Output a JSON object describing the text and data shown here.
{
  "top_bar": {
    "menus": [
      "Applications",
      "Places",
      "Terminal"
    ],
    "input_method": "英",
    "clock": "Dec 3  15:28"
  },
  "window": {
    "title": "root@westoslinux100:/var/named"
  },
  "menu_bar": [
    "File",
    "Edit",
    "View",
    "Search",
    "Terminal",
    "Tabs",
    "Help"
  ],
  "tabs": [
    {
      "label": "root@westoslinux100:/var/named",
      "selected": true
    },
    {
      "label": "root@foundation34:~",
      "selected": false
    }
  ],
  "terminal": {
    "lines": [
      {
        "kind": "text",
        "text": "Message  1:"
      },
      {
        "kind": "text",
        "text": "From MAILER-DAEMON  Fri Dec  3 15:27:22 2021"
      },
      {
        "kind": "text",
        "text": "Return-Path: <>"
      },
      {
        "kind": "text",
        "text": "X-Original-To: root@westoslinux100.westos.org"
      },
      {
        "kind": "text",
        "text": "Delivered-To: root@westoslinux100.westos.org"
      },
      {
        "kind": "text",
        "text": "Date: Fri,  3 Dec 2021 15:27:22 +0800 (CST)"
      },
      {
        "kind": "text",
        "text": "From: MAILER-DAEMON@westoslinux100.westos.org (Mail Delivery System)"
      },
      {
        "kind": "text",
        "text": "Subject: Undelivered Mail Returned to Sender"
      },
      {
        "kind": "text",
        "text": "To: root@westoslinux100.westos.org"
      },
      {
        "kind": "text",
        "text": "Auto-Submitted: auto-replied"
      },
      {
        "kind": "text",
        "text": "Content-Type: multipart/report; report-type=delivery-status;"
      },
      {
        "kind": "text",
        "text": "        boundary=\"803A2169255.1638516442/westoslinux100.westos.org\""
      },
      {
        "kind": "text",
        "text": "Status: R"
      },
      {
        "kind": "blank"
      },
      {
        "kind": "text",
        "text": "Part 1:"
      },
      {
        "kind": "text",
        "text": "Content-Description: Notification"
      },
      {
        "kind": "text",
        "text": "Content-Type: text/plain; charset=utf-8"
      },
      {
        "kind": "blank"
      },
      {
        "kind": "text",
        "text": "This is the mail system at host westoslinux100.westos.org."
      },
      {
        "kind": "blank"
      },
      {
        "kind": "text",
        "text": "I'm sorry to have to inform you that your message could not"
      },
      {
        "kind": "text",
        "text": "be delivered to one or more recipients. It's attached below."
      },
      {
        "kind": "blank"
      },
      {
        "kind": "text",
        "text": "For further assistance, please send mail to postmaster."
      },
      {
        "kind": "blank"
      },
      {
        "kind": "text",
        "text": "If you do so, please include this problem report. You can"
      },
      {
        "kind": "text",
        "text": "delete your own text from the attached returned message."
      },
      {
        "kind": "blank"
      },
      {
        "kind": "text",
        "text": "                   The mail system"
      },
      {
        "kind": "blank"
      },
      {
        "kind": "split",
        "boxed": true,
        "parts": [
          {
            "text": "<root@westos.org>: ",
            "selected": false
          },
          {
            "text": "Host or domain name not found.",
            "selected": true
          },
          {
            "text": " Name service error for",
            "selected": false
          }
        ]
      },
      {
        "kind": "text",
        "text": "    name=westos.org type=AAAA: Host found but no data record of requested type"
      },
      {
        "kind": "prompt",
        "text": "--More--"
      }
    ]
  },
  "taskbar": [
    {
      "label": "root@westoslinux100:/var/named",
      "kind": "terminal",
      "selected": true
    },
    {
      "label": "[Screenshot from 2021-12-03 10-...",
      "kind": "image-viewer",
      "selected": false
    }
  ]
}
___
_What this task involves_.
Can you give every line above again, exactly as written?

_Task output_.
Output a JSON object describing the text and data shown here.
{
  "top_bar": {
    "menus": [
      "Applications",
      "Places",
      "Terminal"
    ],
    "input_method": "英",
    "clock": "Dec 3  15:28"
  },
  "window": {
    "title": "root@westoslinux100:/var/named"
  },
  "menu_bar": [
    "File",
    "Edit",
    "View",
    "Search",
    "Terminal",
    "Tabs",
    "Help"
  ],
  "tabs": [
    {
      "label": "root@westoslinux100:/var/named",
      "selected": true
    },
    {
      "label": "root@foundation34:~",
      "selected": false
    }
  ],
  "terminal": {
    "lines": [
      {
        "kind": "text",
        "text": "Message  1:"
      },
      {
        "kind": "text",
        "text": "From MAILER-DAEMON  Fri Dec  3 15:27:22 2021"
      },
      {
        "kind": "text",
        "text": "Return-Path: <>"
      },
      {
        "kind": "text",
        "text": "X-Original-To: root@westoslinux100.westos.org"
      },
      {
        "kind": "text",
        "text": "Delivered-To: root@westoslinux100.westos.org"
      },
      {
        "kind": "text",
        "text": "Date: Fri,  3 Dec 2021 15:27:22 +0800 (CST)"
      },
      {
        "kind": "text",
        "text": "From: MAILER-DAEMON@westoslinux100.westos.org (Mail Delivery System)"
      },
      {
        "kind": "text",
        "text": "Subject: Undelivered Mail Returned to Sender"
      },
      {
        "kind": "text",
        "text": "To: root@westoslinux100.westos.org"
      },
      {
        "kind": "text",
        "text": "Auto-Submitted: auto-replied"
      },
      {
        "kind": "text",
        "text": "Content-Type: multipart/report; report-type=delivery-status;"
      },
      {
        "kind": "text",
        "text": "        boundary=\"803A2169255.1638516442/westoslinux100.westos.org\""
      },
      {
        "kind": "text",
        "text": "Status: R"
      },
      {
        "kind": "blank"
      },
      {
        "kind": "text",
        "text": "Part 1:"
      },
      {
        "kind": "text",
        "text": "Content-Description: Notification"
      },
      {
        "kind": "text",
        "text": "Content-Type: text/plain; charset=utf-8"
      },
      {
        "kind": "blank"
      },
      {
        "kind": "text",
        "text": "This is the mail system at host westoslinux100.westos.org."
      },
      {
        "kind": "blank"
      },
      {
        "kind": "text",
        "text": "I'm sorry to have to inform you that your message could not"
      },
      {
        "kind": "text",
        "text": "be delivered to one or more recipients. It's attached below."
      },
      {
        "kind": "blank"
      },
      {
        "kind": "text",
        "text": "For further assistance, please send mail to postmaster."
      },
      {
        "kind": "blank"
      },
      {
        "kind": "text",
        "text": "If you do so, please include this problem report. You can"
      },
      {
        "kind": "text",
        "text": "delete your own text from the attached returned message."
      },
      {
        "kind": "blank"
      },
      {
        "kind": "text",
        "text": "                   The mail system"
      },
      {
        "kind": "blank"
      },
      {
        "kind": "split",
        "boxed": true,
        "parts": [
          {
            "text": "<root@westos.org>: ",
            "selected": false
          },
          {
            "text": "Host or domain name not found.",
            "selected": true
          },
          {
            "text": " Name service error for",
            "selected": false
          }
        ]
      },
      {
        "kind": "text",
        "text": "    name=westos.org type=AAAA: Host found but no data record of requested type"
      },
      {
        "kind": "prompt",
        "text": "--More--"
      }
    ]
  },
  "taskbar": [
    {
      "label": "root@westoslinux100:/var/named",
      "kind": "terminal",
      "selected": true
    },
    {
      "label": "[Screenshot from 2021-12-03 10-...",
      "kind": "image-viewer",
      "selected": false
    }
  ]
}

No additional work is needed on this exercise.